_Task_. The entries below are to be repeated exactly as they stand.

_Dataset_.

......

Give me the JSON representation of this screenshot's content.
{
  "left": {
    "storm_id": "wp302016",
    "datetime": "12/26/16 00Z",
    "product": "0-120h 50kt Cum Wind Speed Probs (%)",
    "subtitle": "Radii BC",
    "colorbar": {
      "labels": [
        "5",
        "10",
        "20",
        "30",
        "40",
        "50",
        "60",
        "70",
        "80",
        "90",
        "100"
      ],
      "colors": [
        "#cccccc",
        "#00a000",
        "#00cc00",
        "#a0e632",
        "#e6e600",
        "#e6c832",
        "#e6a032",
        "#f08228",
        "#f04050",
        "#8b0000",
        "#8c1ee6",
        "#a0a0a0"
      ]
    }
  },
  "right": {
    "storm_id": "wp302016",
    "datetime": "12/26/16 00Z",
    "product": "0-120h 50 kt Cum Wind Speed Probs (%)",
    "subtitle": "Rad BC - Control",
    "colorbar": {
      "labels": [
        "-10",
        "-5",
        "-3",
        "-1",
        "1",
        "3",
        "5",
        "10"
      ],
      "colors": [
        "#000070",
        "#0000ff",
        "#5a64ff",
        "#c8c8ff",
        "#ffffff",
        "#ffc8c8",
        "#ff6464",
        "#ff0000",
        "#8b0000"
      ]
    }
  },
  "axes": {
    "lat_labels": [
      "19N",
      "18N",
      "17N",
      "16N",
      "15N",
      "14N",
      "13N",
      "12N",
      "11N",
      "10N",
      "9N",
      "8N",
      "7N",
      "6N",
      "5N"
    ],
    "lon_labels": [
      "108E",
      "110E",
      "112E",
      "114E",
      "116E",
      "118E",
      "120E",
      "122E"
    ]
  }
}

......

_The response_.
Give me the JSON representation of this screenshot's content.
{
  "left": {
    "storm_id": "wp302016",
    "datetime": "12/26/16 00Z",
    "product": "0-120h 50kt Cum Wind Speed Probs (%)",
    "subtitle": "Radii BC",
    "colorbar": {
      "labels": [
        "5",
        "10",
        "20",
        "30",
        "40",
        "50",
        "60",
        "70",
        "80",
        "90",
        "100"
      ],
      "colors": [
        "#cccccc",
        "#00a000",
        "#00cc00",
        "#a0e632",
        "#e6e600",
        "#e6c832",
        "#e6a032",
        "#f08228",
        "#f04050",
        "#8b0000",
        "#8c1ee6",
        "#a0a0a0"
      ]
    }
  },
  "right": {
    "storm_id": "wp302016",
    "datetime": "12/26/16 00Z",
    "product": "0-120h 50 kt Cum Wind Speed Probs (%)",
    "subtitle": "Rad BC - Control",
    "colorbar": {
      "labels": [
        "-10",
        "-5",
        "-3",
        "-1",
        "1",
        "3",
        "5",
        "10"
      ],
      "colors": [
        "#000070",
        "#0000ff",
        "#5a64ff",
        "#c8c8ff",
        "#ffffff",
        "#ffc8c8",
        "#ff6464",
        "#ff0000",
        "#8b0000"
      ]
    }
  },
  "axes": {
    "lat_labels": [
      "19N",
      "18N",
      "17N",
      "16N",
      "15N",
      "14N",
      "13N",
      "12N",
      "11N",
      "10N",
      "9N",
      "8N",
      "7N",
      "6N",
      "5N"
    ],
    "lon_labels": [
      "108E",
      "110E",
      "112E",
      "114E",
      "116E",
      "118E",
      "120E",
      "122E"
    ]
  }
}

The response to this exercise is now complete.